Write out the whole of the material exactly.

(Records that describe figures)

================================

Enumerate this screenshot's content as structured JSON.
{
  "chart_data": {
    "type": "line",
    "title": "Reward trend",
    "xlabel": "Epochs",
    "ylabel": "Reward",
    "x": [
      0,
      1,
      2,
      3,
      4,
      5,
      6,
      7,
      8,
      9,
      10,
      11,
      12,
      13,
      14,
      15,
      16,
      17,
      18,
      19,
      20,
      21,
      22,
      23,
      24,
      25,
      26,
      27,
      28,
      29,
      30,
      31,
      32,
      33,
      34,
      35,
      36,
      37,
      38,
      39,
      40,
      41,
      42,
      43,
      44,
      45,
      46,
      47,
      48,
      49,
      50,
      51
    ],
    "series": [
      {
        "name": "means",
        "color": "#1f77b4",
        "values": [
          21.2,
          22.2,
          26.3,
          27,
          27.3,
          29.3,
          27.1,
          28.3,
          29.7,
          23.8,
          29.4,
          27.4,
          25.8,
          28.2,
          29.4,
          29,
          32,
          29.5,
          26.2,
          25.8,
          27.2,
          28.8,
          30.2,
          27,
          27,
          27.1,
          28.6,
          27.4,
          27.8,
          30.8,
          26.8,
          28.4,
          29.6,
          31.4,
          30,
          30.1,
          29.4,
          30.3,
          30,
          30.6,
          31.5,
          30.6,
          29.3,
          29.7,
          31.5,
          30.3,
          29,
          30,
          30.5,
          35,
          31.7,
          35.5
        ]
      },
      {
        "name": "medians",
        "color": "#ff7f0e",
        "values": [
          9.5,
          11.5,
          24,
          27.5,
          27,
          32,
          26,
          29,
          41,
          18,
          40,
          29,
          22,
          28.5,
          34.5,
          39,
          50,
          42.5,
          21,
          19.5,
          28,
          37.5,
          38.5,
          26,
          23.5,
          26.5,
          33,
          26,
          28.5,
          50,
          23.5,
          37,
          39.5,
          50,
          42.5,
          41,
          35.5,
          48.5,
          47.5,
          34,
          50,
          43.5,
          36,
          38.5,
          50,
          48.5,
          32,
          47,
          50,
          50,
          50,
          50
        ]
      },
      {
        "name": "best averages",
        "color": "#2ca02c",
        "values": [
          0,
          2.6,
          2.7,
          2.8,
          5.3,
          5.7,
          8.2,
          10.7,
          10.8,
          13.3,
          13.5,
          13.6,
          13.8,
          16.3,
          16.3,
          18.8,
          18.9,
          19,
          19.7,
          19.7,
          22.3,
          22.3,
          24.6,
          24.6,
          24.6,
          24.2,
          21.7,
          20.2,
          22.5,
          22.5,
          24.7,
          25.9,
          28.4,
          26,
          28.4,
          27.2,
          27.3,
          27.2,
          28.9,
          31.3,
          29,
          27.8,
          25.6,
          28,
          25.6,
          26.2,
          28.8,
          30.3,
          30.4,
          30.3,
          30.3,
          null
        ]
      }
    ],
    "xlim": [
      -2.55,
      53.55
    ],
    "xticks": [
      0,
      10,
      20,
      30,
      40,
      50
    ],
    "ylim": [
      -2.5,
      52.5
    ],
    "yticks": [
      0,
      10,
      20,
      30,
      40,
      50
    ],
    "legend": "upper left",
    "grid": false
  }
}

================================

## Reply
Enumerate this screenshot's content as structured JSON.
{
  "chart_data": {
    "type": "line",
    "title": "Reward trend",
    "xlabel": "Epochs",
    "ylabel": "Reward",
    "x": [
      0,
      1,
      2,
      3,
      4,
      5,
      6,
      7,
      8,
      9,
      10,
      11,
      12,
      13,
      14,
      15,
      16,
      17,
      18,
      19,
      20,
      21,
      22,
      23,
      24,
      25,
      26,
      27,
      28,
      29,
      30,
      31,
      32,
      33,
      34,
      35,
      36,
      37,
      38,
      39,
      40,
      41,
      42,
      43,
      44,
      45,
      46,
      47,
      48,
      49,
      50,
      51
    ],
    "series": [
      {
        "name": "means",
        "color": "#1f77b4",
        "values": [
          21.2,
          22.2,
          26.3,
          27,
          27.3,
          29.3,
          27.1,
          28.3,
          29.7,
          23.8,
          29.4,
          27.4,
          25.8,
          28.2,
          29.4,
          29,
          32,
          29.5,
          26.2,
          25.8,
          27.2,
          28.8,
          30.2,
          27,
          27,
          27.1,
          28.6,
          27.4,
          27.8,
          30.8,
          26.8,
          28.4,
          29.6,
          31.4,
          30,
          30.1,
          29.4,
          30.3,
          30,
          30.6,
          31.5,
          30.6,
          29.3,
          29.7,
          31.5,
          30.3,
          29,
          30,
          30.5,
          35,
          31.7,
          35.5
        ]
      },
      {
        "name": "medians",
        "color": "#ff7f0e",
        "values": [
          9.5,
          11.5,
          24,
          27.5,
          27,
          32,
          26,
          29,
          41,
          18,
          40,
          29,
          22,
          28.5,
          34.5,
          39,
          50,
          42.5,
          21,
          19.5,
          28,
          37.5,
          38.5,
          26,
          23.5,
          26.5,
          33,
          26,
          28.5,
          50,
          23.5,
          37,
          39.5,
          50,
          42.5,
          41,
          35.5,
          48.5,
          47.5,
          34,
          50,
          43.5,
          36,
          38.5,
          50,
          48.5,
          32,
          47,
          50,
          50,
          50,
          50
        ]
      },
      {
        "name": "best averages",
        "color": "#2ca02c",
        "values": [
          0,
          2.6,
          2.7,
          2.8,
          5.3,
          5.7,
          8.2,
          10.7,
          10.8,
          13.3,
          13.5,
          13.6,
          13.8,
          16.3,
          16.3,
          18.8,
          18.9,
          19,
          19.7,
          19.7,
          22.3,
          22.3,
          24.6,
          24.6,
          24.6,
          24.2,
          21.7,
          20.2,
          22.5,
          22.5,
          24.7,
          25.9,
          28.4,
          26,
          28.4,
          27.2,
          27.3,
          27.2,
          28.9,
          31.3,
          29,
          27.8,
          25.6,
          28,
          25.6,
          26.2,
          28.8,
          30.3,
          30.4,
          30.3,
          30.3,
          null
        ]
      }
    ],
    "xlim": [
      -2.55,
      53.55
    ],
    "xticks": [
      0,
      10,
      20,
      30,
      40,
      50
    ],
    "ylim": [
      -2.5,
      52.5
    ],
    "yticks": [
      0,
      10,
      20,
      30,
      40,
      50
    ],
    "legend": "upper left",
    "grid": false
  }
}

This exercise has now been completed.